▶ **Figure contents as structured data**:
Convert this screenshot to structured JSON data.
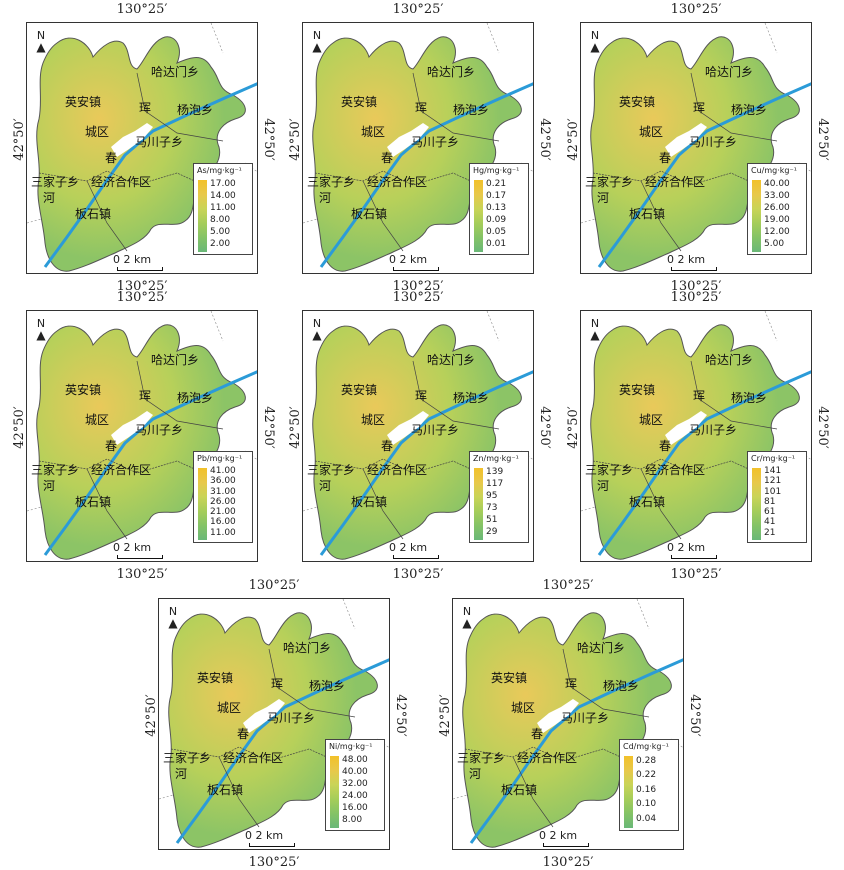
{
  "coordinates": {
    "longitude": "130°25′",
    "latitude": "42°50′"
  },
  "place_labels": {
    "yingan": "英安镇",
    "hadamen": "哈达门乡",
    "hun": "珲",
    "yangpao": "杨泡乡",
    "chengqu": "城区",
    "chun": "春",
    "machuanzi": "马川子乡",
    "sanjiazi": "三家子乡",
    "he": "河",
    "jingji": "经济合作区",
    "banshi": "板石镇"
  },
  "north_label": "N",
  "scale_label": "0  2 km",
  "colors": {
    "low": "#6ab878",
    "mid": "#a5cd5a",
    "high": "#f2c12a",
    "river": "#2b9bd8",
    "urban": "#ffffff"
  },
  "panels": [
    {
      "legend_title": "As/mg·kg⁻¹",
      "levels": [
        "17.00",
        "14.00",
        "11.00",
        "8.00",
        "5.00",
        "2.00"
      ]
    },
    {
      "legend_title": "Hg/mg·kg⁻¹",
      "levels": [
        "0.21",
        "0.17",
        "0.13",
        "0.09",
        "0.05",
        "0.01"
      ]
    },
    {
      "legend_title": "Cu/mg·kg⁻¹",
      "levels": [
        "40.00",
        "33.00",
        "26.00",
        "19.00",
        "12.00",
        "5.00"
      ]
    },
    {
      "legend_title": "Pb/mg·kg⁻¹",
      "levels": [
        "41.00",
        "36.00",
        "31.00",
        "26.00",
        "21.00",
        "16.00",
        "11.00"
      ]
    },
    {
      "legend_title": "Zn/mg·kg⁻¹",
      "levels": [
        "139",
        "117",
        "95",
        "73",
        "51",
        "29"
      ]
    },
    {
      "legend_title": "Cr/mg·kg⁻¹",
      "levels": [
        "141",
        "121",
        "101",
        "81",
        "61",
        "41",
        "21"
      ]
    },
    {
      "legend_title": "Ni/mg·kg⁻¹",
      "levels": [
        "48.00",
        "40.00",
        "32.00",
        "24.00",
        "16.00",
        "8.00"
      ]
    },
    {
      "legend_title": "Cd/mg·kg⁻¹",
      "levels": [
        "0.28",
        "0.22",
        "0.16",
        "0.10",
        "0.04"
      ]
    }
  ]
}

▶ **The request**: Every record must be copied exactly, with the pictures left out.

▶ **The result**:
Convert this screenshot to structured JSON data.
{
  "coordinates": {
    "longitude": "130°25′",
    "latitude": "42°50′"
  },
  "place_labels": {
    "yingan": "英安镇",
    "hadamen": "哈达门乡",
    "hun": "珲",
    "yangpao": "杨泡乡",
    "chengqu": "城区",
    "chun": "春",
    "machuanzi": "马川子乡",
    "sanjiazi": "三家子乡",
    "he": "河",
    "jingji": "经济合作区",
    "banshi": "板石镇"
  },
  "north_label": "N",
  "scale_label": "0  2 km",
  "colors": {
    "low": "#6ab878",
    "mid": "#a5cd5a",
    "high": "#f2c12a",
    "river": "#2b9bd8",
    "urban": "#ffffff"
  },
  "panels": [
    {
      "legend_title": "As/mg·kg⁻¹",
      "levels": [
        "17.00",
        "14.00",
        "11.00",
        "8.00",
        "5.00",
        "2.00"
      ]
    },
    {
      "legend_title": "Hg/mg·kg⁻¹",
      "levels": [
        "0.21",
        "0.17",
        "0.13",
        "0.09",
        "0.05",
        "0.01"
      ]
    },
    {
      "legend_title": "Cu/mg·kg⁻¹",
      "levels": [
        "40.00",
        "33.00",
        "26.00",
        "19.00",
        "12.00",
        "5.00"
      ]
    },
    {
      "legend_title": "Pb/mg·kg⁻¹",
      "levels": [
        "41.00",
        "36.00",
        "31.00",
        "26.00",
        "21.00",
        "16.00",
        "11.00"
      ]
    },
    {
      "legend_title": "Zn/mg·kg⁻¹",
      "levels": [
        "139",
        "117",
        "95",
        "73",
        "51",
        "29"
      ]
    },
    {
      "legend_title": "Cr/mg·kg⁻¹",
      "levels": [
        "141",
        "121",
        "101",
        "81",
        "61",
        "41",
        "21"
      ]
    },
    {
      "legend_title": "Ni/mg·kg⁻¹",
      "levels": [
        "48.00",
        "40.00",
        "32.00",
        "24.00",
        "16.00",
        "8.00"
      ]
    },
    {
      "legend_title": "Cd/mg·kg⁻¹",
      "levels": [
        "0.28",
        "0.22",
        "0.16",
        "0.10",
        "0.04"
      ]
    }
  ]
}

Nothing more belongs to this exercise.